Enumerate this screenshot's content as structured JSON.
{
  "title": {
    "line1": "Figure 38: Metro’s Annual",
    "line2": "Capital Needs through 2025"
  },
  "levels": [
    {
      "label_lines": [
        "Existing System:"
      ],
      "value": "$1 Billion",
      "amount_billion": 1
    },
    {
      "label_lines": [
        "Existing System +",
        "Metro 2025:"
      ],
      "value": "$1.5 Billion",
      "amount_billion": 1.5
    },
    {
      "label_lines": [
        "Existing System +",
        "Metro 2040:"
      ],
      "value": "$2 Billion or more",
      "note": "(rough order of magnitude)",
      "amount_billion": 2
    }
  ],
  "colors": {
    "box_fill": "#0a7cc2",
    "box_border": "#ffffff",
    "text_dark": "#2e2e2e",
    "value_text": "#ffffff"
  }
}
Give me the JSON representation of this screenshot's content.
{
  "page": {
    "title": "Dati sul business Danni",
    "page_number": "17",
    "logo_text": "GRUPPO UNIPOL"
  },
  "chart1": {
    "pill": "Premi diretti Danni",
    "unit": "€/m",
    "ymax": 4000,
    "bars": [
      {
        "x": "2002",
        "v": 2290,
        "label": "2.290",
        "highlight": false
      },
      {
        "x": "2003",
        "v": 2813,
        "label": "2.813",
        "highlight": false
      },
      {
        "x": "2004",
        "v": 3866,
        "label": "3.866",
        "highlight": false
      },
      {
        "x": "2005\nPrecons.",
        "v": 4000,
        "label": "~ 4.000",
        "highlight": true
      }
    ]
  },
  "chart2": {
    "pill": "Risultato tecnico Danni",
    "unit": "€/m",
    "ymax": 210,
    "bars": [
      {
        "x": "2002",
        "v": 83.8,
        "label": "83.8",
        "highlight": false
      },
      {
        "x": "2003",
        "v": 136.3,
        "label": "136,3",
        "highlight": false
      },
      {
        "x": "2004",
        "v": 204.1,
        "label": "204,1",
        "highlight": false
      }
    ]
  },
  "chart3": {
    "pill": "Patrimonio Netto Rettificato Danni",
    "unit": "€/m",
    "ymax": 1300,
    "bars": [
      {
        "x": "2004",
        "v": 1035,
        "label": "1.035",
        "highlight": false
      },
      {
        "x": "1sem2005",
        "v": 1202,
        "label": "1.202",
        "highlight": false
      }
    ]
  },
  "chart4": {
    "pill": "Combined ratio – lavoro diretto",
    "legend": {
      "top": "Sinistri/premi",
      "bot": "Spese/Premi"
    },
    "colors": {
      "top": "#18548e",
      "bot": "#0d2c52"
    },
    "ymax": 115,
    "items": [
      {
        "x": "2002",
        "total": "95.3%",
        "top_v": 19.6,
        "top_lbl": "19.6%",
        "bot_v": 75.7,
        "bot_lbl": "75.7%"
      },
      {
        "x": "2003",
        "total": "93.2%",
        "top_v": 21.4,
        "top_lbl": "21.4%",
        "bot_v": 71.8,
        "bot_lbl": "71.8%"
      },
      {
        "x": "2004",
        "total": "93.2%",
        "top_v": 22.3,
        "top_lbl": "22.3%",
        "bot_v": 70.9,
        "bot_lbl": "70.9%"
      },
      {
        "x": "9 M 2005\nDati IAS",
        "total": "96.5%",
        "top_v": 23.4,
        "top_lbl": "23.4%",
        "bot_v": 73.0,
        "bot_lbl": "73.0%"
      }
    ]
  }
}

== == ==

What is needed: List every line above that contains the word "this".

The output:
Enumerate this screenshot's content as structured JSON.
Give me the JSON representation of this screenshot's content.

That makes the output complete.